* [THE TASK] Please write the listing below out again exactly, leaving every picture behind.
[Start of DATASET ENTRIES]
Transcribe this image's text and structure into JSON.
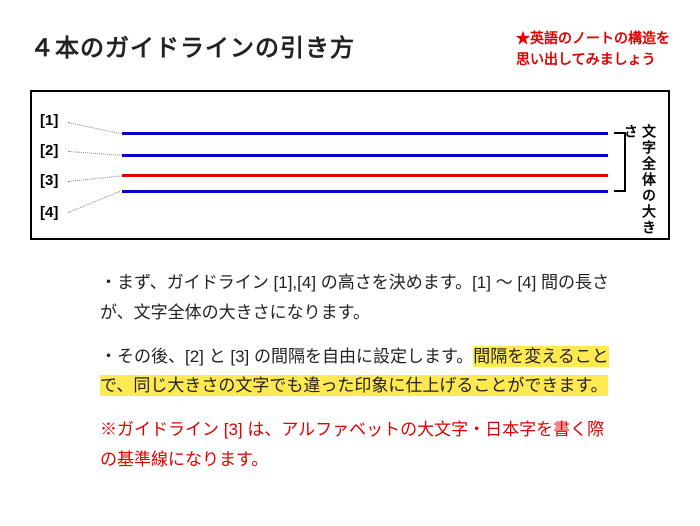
{
  "header": {
    "title": "４本のガイドラインの引き方",
    "note_line1": "★英語のノートの構造を",
    "note_line2": "思い出してみましょう"
  },
  "diagram": {
    "labels": {
      "l1": "[1]",
      "l2": "[2]",
      "l3": "[3]",
      "l4": "[4]"
    },
    "side_label": "文字全体の大きさ"
  },
  "body": {
    "p1": "・まず、ガイドライン [1],[4] の高さを決めます。[1] ～ [4] 間の長さが、文字全体の大きさになります。",
    "p2_a": "・その後、[2] と [3] の間隔を自由に設定します。",
    "p2_hl": "間隔を変えることで、同じ大きさの文字でも違った印象に仕上げることができます。",
    "p3": "※ガイドライン [3] は、アルファベットの大文字・日本字を書く際の基準線になります。"
  }
}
[End of DATASET ENTRIES]
* [RESPONSE]
Transcribe this image's text and structure into JSON.
{
  "header": {
    "title": "４本のガイドラインの引き方",
    "note_line1": "★英語のノートの構造を",
    "note_line2": "思い出してみましょう"
  },
  "diagram": {
    "labels": {
      "l1": "[1]",
      "l2": "[2]",
      "l3": "[3]",
      "l4": "[4]"
    },
    "side_label": "文字全体の大きさ"
  },
  "body": {
    "p1": "・まず、ガイドライン [1],[4] の高さを決めます。[1] ～ [4] 間の長さが、文字全体の大きさになります。",
    "p2_a": "・その後、[2] と [3] の間隔を自由に設定します。",
    "p2_hl": "間隔を変えることで、同じ大きさの文字でも違った印象に仕上げることができます。",
    "p3": "※ガイドライン [3] は、アルファベットの大文字・日本字を書く際の基準線になります。"
  }
}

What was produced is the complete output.